start Records
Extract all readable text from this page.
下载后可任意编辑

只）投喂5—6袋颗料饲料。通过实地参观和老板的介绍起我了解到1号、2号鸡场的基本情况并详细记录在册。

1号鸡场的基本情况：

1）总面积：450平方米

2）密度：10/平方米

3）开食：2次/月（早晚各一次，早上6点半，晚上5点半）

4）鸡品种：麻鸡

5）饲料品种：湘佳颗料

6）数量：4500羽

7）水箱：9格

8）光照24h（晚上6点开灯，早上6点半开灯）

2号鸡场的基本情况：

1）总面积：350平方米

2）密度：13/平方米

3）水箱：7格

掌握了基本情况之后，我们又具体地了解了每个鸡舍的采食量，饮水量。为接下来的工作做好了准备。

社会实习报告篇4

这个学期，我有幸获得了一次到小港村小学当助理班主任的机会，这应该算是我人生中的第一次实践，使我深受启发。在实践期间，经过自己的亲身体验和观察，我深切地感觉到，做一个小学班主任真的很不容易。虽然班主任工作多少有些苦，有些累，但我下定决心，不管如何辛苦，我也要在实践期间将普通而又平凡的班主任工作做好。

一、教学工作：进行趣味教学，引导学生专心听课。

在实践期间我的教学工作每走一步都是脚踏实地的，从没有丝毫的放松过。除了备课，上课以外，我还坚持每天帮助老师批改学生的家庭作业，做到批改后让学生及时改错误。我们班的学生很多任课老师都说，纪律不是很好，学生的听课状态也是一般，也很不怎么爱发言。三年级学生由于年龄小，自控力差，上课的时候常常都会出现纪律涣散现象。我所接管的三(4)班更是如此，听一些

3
end Records
start Records
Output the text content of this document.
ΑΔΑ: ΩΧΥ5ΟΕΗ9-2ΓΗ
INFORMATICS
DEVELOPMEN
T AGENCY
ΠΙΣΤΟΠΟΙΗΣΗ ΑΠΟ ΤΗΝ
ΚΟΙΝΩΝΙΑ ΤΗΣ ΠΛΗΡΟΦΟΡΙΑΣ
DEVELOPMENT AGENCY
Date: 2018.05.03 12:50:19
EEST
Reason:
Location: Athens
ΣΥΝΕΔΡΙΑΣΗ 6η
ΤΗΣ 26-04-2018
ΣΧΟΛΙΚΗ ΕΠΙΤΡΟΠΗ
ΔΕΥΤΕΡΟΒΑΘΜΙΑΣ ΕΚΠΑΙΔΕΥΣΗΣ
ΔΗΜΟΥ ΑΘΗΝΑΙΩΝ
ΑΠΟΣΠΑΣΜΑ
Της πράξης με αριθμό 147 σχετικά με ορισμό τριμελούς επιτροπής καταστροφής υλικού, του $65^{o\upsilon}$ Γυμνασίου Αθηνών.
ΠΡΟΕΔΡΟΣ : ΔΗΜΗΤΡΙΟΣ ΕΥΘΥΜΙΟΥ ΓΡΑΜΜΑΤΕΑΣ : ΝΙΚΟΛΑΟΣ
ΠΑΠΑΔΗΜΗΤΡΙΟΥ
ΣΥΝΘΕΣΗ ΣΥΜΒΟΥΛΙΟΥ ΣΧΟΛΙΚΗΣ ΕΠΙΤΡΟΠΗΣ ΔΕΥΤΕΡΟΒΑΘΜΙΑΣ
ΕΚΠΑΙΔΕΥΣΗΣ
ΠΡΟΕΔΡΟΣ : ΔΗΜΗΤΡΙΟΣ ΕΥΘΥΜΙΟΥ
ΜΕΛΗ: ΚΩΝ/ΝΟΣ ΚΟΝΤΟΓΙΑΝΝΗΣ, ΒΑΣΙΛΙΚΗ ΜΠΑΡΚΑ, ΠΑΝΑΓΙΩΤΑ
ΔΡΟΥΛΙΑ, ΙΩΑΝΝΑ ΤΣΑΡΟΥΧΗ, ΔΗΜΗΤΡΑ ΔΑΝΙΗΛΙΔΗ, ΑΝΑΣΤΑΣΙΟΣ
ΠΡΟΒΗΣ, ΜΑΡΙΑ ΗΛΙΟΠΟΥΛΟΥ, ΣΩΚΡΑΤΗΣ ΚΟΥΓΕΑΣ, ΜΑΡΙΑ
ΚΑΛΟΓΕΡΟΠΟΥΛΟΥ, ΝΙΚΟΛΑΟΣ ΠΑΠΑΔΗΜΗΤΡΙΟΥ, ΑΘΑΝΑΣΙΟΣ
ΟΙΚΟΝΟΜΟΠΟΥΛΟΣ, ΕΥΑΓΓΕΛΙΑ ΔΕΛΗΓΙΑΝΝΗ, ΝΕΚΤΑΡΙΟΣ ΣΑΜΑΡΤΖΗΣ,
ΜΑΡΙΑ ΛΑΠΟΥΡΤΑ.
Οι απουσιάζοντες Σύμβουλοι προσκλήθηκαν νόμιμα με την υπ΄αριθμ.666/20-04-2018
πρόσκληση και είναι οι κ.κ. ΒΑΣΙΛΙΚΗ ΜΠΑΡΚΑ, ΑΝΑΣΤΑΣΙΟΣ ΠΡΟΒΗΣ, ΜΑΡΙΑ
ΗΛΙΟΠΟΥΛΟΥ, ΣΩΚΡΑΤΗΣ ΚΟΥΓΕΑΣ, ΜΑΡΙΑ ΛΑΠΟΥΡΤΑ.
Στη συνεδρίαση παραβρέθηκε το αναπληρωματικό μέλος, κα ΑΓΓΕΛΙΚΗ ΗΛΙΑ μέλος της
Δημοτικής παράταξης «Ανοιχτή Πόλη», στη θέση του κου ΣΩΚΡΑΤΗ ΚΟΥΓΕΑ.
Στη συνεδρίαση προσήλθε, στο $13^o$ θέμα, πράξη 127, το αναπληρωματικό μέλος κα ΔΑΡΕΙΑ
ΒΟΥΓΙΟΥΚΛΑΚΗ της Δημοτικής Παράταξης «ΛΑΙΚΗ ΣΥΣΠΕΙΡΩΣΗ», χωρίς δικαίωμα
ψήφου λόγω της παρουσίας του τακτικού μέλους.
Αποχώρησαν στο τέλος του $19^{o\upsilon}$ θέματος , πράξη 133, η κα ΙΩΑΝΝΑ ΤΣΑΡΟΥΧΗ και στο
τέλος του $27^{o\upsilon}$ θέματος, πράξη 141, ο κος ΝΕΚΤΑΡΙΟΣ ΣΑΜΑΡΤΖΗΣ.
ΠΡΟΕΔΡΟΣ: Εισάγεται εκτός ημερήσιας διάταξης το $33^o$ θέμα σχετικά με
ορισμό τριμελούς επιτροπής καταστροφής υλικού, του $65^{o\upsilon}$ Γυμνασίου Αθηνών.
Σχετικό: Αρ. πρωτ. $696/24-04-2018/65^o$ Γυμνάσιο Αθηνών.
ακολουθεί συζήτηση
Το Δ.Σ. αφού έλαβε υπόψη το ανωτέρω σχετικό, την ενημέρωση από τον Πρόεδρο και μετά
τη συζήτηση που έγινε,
end Records
start Records
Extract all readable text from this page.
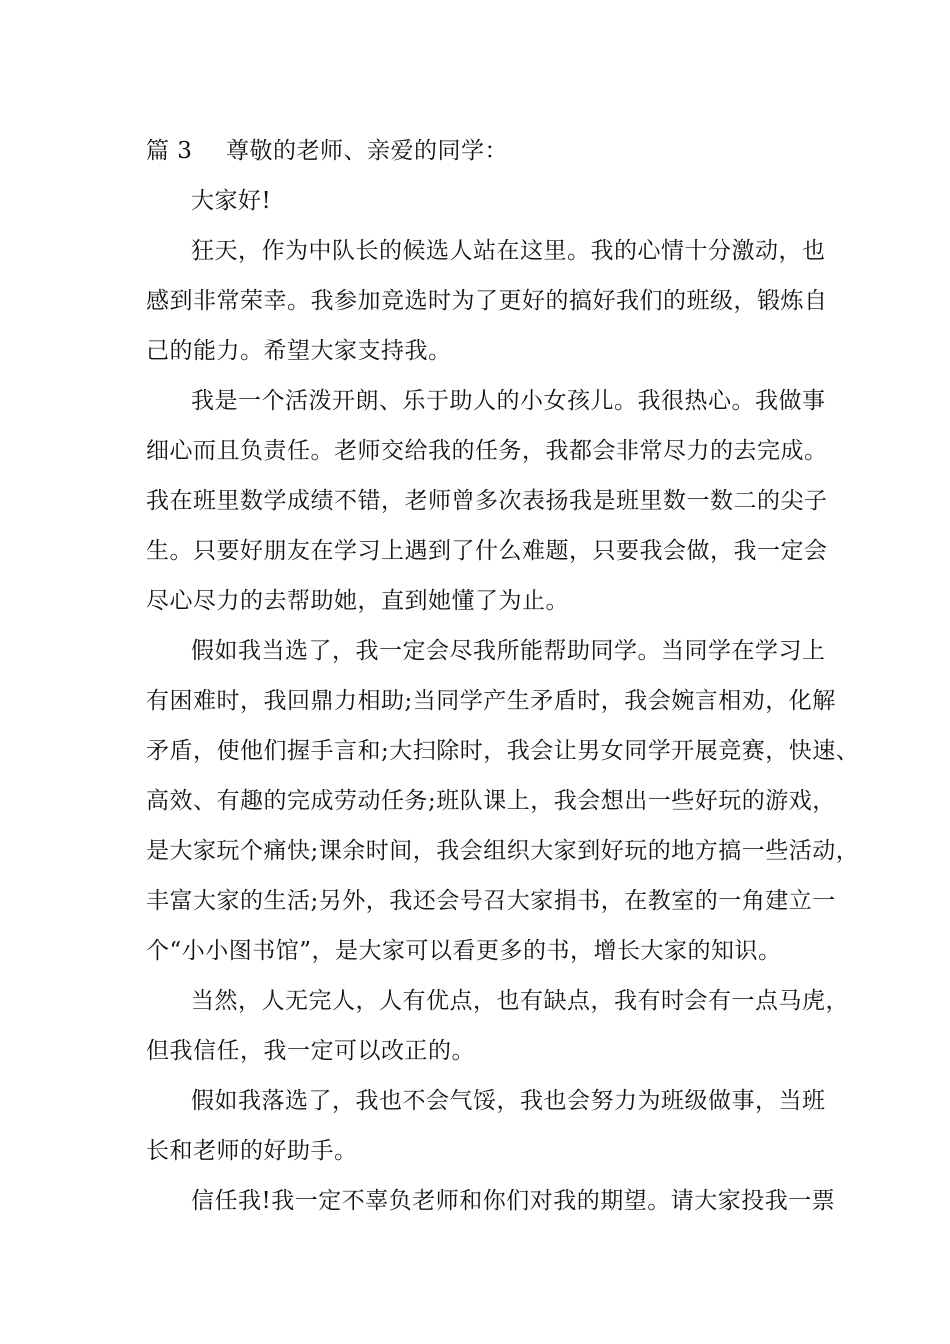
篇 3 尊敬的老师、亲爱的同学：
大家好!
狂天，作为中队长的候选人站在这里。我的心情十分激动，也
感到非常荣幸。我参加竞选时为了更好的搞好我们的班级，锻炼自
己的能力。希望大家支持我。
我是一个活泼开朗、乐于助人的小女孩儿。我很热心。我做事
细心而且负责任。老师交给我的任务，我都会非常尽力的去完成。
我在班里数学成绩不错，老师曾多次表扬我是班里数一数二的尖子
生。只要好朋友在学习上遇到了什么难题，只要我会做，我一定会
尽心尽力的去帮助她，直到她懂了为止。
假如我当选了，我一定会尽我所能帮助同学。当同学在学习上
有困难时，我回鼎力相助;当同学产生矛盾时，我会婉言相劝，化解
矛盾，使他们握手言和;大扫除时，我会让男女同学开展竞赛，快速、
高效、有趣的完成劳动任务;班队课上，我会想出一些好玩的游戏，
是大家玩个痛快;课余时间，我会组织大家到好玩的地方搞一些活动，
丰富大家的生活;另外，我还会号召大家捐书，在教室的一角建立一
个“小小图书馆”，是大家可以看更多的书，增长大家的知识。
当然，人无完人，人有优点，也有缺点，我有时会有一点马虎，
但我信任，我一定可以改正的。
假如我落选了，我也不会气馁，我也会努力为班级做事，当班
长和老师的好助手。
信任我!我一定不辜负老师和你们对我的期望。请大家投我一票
end Records
→ Brief: Identify the lines of the entries containing the string "ΠΡΟΕΔΡΟΣ". Copy each such line.

→ Finished task:
ΠΡΟΕΔΡΟΣ : ΔΗΜΗΤΡΙΟΣ ΕΥΘΥΜΙΟΥ ΓΡΑΜΜΑΤΕΑΣ : ΝΙΚΟΛΑΟΣ
ΠΡΟΕΔΡΟΣ : ΔΗΜΗΤΡΙΟΣ ΕΥΘΥΜΙΟΥ
ΠΡΟΕΔΡΟΣ: Εισάγεται εκτός ημερήσιας διάταξης το $33^o$ θέμα σχετικά με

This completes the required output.